Lines of data
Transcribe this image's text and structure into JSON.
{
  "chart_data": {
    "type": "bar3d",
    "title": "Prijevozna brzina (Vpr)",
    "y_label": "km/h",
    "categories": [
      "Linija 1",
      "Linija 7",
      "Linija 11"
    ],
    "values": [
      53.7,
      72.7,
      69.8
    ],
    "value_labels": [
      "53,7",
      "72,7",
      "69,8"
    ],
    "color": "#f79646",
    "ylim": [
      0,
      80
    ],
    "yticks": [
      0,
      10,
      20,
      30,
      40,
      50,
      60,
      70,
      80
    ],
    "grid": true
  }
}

> _Exercise_
Retype the records in full. Keep every line identical to the original.

> _Written answer_
Transcribe this image's text and structure into JSON.
{
  "chart_data": {
    "type": "bar3d",
    "title": "Prijevozna brzina (Vpr)",
    "y_label": "km/h",
    "categories": [
      "Linija 1",
      "Linija 7",
      "Linija 11"
    ],
    "values": [
      53.7,
      72.7,
      69.8
    ],
    "value_labels": [
      "53,7",
      "72,7",
      "69,8"
    ],
    "color": "#f79646",
    "ylim": [
      0,
      80
    ],
    "yticks": [
      0,
      10,
      20,
      30,
      40,
      50,
      60,
      70,
      80
    ],
    "grid": true
  }
}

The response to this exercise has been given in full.